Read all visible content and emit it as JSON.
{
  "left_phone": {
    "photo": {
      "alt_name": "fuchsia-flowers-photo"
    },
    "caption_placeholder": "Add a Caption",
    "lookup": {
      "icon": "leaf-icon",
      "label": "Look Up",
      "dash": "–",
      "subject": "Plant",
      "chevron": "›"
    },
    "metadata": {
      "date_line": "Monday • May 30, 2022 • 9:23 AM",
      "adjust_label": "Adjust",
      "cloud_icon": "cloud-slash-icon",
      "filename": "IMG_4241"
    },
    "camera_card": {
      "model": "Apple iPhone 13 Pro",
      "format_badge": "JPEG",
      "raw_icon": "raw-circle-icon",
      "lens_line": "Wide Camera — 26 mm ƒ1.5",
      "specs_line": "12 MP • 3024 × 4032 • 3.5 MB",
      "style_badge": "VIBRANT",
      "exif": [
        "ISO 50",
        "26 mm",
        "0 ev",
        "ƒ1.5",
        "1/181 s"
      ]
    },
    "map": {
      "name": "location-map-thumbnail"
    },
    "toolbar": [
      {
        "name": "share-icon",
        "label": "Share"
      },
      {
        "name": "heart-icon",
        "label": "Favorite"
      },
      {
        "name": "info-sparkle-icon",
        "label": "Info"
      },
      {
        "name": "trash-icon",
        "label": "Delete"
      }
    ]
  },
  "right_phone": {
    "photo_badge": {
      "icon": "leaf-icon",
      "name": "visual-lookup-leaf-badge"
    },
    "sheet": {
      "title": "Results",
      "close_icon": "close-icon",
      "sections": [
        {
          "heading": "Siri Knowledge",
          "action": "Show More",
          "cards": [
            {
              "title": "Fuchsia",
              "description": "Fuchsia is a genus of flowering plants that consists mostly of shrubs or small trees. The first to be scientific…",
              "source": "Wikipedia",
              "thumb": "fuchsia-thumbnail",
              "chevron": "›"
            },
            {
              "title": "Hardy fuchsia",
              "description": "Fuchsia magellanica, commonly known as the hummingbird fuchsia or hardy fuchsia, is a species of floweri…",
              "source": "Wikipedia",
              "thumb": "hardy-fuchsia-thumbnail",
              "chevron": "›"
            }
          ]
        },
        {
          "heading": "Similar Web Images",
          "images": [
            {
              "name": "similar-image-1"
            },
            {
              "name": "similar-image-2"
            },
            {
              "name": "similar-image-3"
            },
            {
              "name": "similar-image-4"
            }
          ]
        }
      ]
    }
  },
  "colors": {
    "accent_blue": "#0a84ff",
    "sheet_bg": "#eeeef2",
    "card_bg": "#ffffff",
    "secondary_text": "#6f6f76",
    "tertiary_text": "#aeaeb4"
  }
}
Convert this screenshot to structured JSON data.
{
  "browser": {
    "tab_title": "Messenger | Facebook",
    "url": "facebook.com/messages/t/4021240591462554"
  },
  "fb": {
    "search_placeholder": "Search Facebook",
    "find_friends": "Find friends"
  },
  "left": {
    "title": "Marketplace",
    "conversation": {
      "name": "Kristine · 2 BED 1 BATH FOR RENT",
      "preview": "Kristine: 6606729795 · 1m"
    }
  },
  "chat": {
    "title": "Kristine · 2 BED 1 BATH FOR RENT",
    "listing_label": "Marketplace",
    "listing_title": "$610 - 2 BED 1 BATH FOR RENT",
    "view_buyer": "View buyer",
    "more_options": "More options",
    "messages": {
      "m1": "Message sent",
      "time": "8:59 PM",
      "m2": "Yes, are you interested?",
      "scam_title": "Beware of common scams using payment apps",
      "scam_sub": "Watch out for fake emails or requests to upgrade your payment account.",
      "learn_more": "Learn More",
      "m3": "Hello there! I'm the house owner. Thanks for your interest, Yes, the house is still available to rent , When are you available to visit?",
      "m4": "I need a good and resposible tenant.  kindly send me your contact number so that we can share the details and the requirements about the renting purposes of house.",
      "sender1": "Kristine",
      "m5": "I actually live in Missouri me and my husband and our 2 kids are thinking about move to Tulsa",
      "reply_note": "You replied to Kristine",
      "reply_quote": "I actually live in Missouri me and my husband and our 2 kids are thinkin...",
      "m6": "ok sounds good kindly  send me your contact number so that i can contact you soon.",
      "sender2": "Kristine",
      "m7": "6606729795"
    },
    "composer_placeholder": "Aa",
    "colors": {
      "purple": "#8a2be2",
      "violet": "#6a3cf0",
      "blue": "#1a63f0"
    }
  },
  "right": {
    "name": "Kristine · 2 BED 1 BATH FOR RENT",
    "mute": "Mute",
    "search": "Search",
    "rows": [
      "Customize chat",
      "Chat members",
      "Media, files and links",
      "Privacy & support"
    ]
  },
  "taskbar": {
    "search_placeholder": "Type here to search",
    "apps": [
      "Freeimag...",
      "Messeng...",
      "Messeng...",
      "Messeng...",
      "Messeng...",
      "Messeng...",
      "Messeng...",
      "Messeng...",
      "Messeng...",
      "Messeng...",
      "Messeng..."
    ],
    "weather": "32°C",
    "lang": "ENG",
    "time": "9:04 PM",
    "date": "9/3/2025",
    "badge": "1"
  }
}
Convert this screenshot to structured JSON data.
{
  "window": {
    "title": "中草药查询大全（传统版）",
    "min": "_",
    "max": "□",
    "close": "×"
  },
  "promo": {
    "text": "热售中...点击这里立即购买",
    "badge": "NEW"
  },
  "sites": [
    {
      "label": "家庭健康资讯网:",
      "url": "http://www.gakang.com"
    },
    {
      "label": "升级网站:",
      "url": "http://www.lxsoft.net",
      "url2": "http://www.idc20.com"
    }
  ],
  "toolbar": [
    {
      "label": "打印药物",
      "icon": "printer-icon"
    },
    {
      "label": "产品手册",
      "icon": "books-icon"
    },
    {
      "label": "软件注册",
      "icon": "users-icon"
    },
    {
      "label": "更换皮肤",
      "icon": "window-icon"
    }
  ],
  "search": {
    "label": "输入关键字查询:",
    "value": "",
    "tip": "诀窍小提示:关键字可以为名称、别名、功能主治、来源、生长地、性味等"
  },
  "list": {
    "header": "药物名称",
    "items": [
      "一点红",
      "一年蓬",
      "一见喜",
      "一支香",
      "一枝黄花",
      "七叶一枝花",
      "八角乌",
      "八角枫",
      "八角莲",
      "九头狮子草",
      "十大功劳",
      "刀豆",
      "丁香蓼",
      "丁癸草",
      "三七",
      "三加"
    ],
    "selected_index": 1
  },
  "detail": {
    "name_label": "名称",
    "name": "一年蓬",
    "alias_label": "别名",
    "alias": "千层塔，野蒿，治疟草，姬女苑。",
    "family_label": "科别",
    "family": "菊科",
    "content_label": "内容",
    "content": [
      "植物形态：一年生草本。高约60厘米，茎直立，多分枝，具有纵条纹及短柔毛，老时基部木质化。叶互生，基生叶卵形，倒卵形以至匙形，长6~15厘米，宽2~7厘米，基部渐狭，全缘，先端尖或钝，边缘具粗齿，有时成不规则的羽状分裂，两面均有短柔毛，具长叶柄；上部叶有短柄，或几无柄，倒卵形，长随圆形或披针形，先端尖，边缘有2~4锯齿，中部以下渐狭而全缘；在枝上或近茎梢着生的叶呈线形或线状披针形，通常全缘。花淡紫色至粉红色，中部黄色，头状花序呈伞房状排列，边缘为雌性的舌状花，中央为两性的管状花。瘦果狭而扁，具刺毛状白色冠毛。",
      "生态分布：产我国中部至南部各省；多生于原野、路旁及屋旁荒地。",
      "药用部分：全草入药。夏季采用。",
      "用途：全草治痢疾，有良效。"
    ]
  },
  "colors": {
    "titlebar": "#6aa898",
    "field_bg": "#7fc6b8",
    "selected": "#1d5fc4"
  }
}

────────────────────

__WHAT TO WORK ON__: Write out the entries above once more, without altering anything.

__ANSWER TO THE TASK__:
Read all visible content and emit it as JSON.
{
  "left_phone": {
    "photo": {
      "alt_name": "fuchsia-flowers-photo"
    },
    "caption_placeholder": "Add a Caption",
    "lookup": {
      "icon": "leaf-icon",
      "label": "Look Up",
      "dash": "–",
      "subject": "Plant",
      "chevron": "›"
    },
    "metadata": {
      "date_line": "Monday • May 30, 2022 • 9:23 AM",
      "adjust_label": "Adjust",
      "cloud_icon": "cloud-slash-icon",
      "filename": "IMG_4241"
    },
    "camera_card": {
      "model": "Apple iPhone 13 Pro",
      "format_badge": "JPEG",
      "raw_icon": "raw-circle-icon",
      "lens_line": "Wide Camera — 26 mm ƒ1.5",
      "specs_line": "12 MP • 3024 × 4032 • 3.5 MB",
      "style_badge": "VIBRANT",
      "exif": [
        "ISO 50",
        "26 mm",
        "0 ev",
        "ƒ1.5",
        "1/181 s"
      ]
    },
    "map": {
      "name": "location-map-thumbnail"
    },
    "toolbar": [
      {
        "name": "share-icon",
        "label": "Share"
      },
      {
        "name": "heart-icon",
        "label": "Favorite"
      },
      {
        "name": "info-sparkle-icon",
        "label": "Info"
      },
      {
        "name": "trash-icon",
        "label": "Delete"
      }
    ]
  },
  "right_phone": {
    "photo_badge": {
      "icon": "leaf-icon",
      "name": "visual-lookup-leaf-badge"
    },
    "sheet": {
      "title": "Results",
      "close_icon": "close-icon",
      "sections": [
        {
          "heading": "Siri Knowledge",
          "action": "Show More",
          "cards": [
            {
              "title": "Fuchsia",
              "description": "Fuchsia is a genus of flowering plants that consists mostly of shrubs or small trees. The first to be scientific…",
              "source": "Wikipedia",
              "thumb": "fuchsia-thumbnail",
              "chevron": "›"
            },
            {
              "title": "Hardy fuchsia",
              "description": "Fuchsia magellanica, commonly known as the hummingbird fuchsia or hardy fuchsia, is a species of floweri…",
              "source": "Wikipedia",
              "thumb": "hardy-fuchsia-thumbnail",
              "chevron": "›"
            }
          ]
        },
        {
          "heading": "Similar Web Images",
          "images": [
            {
              "name": "similar-image-1"
            },
            {
              "name": "similar-image-2"
            },
            {
              "name": "similar-image-3"
            },
            {
              "name": "similar-image-4"
            }
          ]
        }
      ]
    }
  },
  "colors": {
    "accent_blue": "#0a84ff",
    "sheet_bg": "#eeeef2",
    "card_bg": "#ffffff",
    "secondary_text": "#6f6f76",
    "tertiary_text": "#aeaeb4"
  }
}
Convert this screenshot to structured JSON data.
{
  "browser": {
    "tab_title": "Messenger | Facebook",
    "url": "facebook.com/messages/t/4021240591462554"
  },
  "fb": {
    "search_placeholder": "Search Facebook",
    "find_friends": "Find friends"
  },
  "left": {
    "title": "Marketplace",
    "conversation": {
      "name": "Kristine · 2 BED 1 BATH FOR RENT",
      "preview": "Kristine: 6606729795 · 1m"
    }
  },
  "chat": {
    "title": "Kristine · 2 BED 1 BATH FOR RENT",
    "listing_label": "Marketplace",
    "listing_title": "$610 - 2 BED 1 BATH FOR RENT",
    "view_buyer": "View buyer",
    "more_options": "More options",
    "messages": {
      "m1": "Message sent",
      "time": "8:59 PM",
      "m2": "Yes, are you interested?",
      "scam_title": "Beware of common scams using payment apps",
      "scam_sub": "Watch out for fake emails or requests to upgrade your payment account.",
      "learn_more": "Learn More",
      "m3": "Hello there! I'm the house owner. Thanks for your interest, Yes, the house is still available to rent , When are you available to visit?",
      "m4": "I need a good and resposible tenant.  kindly send me your contact number so that we can share the details and the requirements about the renting purposes of house.",
      "sender1": "Kristine",
      "m5": "I actually live in Missouri me and my husband and our 2 kids are thinking about move to Tulsa",
      "reply_note": "You replied to Kristine",
      "reply_quote": "I actually live in Missouri me and my husband and our 2 kids are thinkin...",
      "m6": "ok sounds good kindly  send me your contact number so that i can contact you soon.",
      "sender2": "Kristine",
      "m7": "6606729795"
    },
    "composer_placeholder": "Aa",
    "colors": {
      "purple": "#8a2be2",
      "violet": "#6a3cf0",
      "blue": "#1a63f0"
    }
  },
  "right": {
    "name": "Kristine · 2 BED 1 BATH FOR RENT",
    "mute": "Mute",
    "search": "Search",
    "rows": [
      "Customize chat",
      "Chat members",
      "Media, files and links",
      "Privacy & support"
    ]
  },
  "taskbar": {
    "search_placeholder": "Type here to search",
    "apps": [
      "Freeimag...",
      "Messeng...",
      "Messeng...",
      "Messeng...",
      "Messeng...",
      "Messeng...",
      "Messeng...",
      "Messeng...",
      "Messeng...",
      "Messeng...",
      "Messeng..."
    ],
    "weather": "32°C",
    "lang": "ENG",
    "time": "9:04 PM",
    "date": "9/3/2025",
    "badge": "1"
  }
}
Convert this screenshot to structured JSON data.
{
  "window": {
    "title": "中草药查询大全（传统版）",
    "min": "_",
    "max": "□",
    "close": "×"
  },
  "promo": {
    "text": "热售中...点击这里立即购买",
    "badge": "NEW"
  },
  "sites": [
    {
      "label": "家庭健康资讯网:",
      "url": "http://www.gakang.com"
    },
    {
      "label": "升级网站:",
      "url": "http://www.lxsoft.net",
      "url2": "http://www.idc20.com"
    }
  ],
  "toolbar": [
    {
      "label": "打印药物",
      "icon": "printer-icon"
    },
    {
      "label": "产品手册",
      "icon": "books-icon"
    },
    {
      "label": "软件注册",
      "icon": "users-icon"
    },
    {
      "label": "更换皮肤",
      "icon": "window-icon"
    }
  ],
  "search": {
    "label": "输入关键字查询:",
    "value": "",
    "tip": "诀窍小提示:关键字可以为名称、别名、功能主治、来源、生长地、性味等"
  },
  "list": {
    "header": "药物名称",
    "items": [
      "一点红",
      "一年蓬",
      "一见喜",
      "一支香",
      "一枝黄花",
      "七叶一枝花",
      "八角乌",
      "八角枫",
      "八角莲",
      "九头狮子草",
      "十大功劳",
      "刀豆",
      "丁香蓼",
      "丁癸草",
      "三七",
      "三加"
    ],
    "selected_index": 1
  },
  "detail": {
    "name_label": "名称",
    "name": "一年蓬",
    "alias_label": "别名",
    "alias": "千层塔，野蒿，治疟草，姬女苑。",
    "family_label": "科别",
    "family": "菊科",
    "content_label": "内容",
    "content": [
      "植物形态：一年生草本。高约60厘米，茎直立，多分枝，具有纵条纹及短柔毛，老时基部木质化。叶互生，基生叶卵形，倒卵形以至匙形，长6~15厘米，宽2~7厘米，基部渐狭，全缘，先端尖或钝，边缘具粗齿，有时成不规则的羽状分裂，两面均有短柔毛，具长叶柄；上部叶有短柄，或几无柄，倒卵形，长随圆形或披针形，先端尖，边缘有2~4锯齿，中部以下渐狭而全缘；在枝上或近茎梢着生的叶呈线形或线状披针形，通常全缘。花淡紫色至粉红色，中部黄色，头状花序呈伞房状排列，边缘为雌性的舌状花，中央为两性的管状花。瘦果狭而扁，具刺毛状白色冠毛。",
      "生态分布：产我国中部至南部各省；多生于原野、路旁及屋旁荒地。",
      "药用部分：全草入药。夏季采用。",
      "用途：全草治痢疾，有良效。"
    ]
  },
  "colors": {
    "titlebar": "#6aa898",
    "field_bg": "#7fc6b8",
    "selected": "#1d5fc4"
  }
}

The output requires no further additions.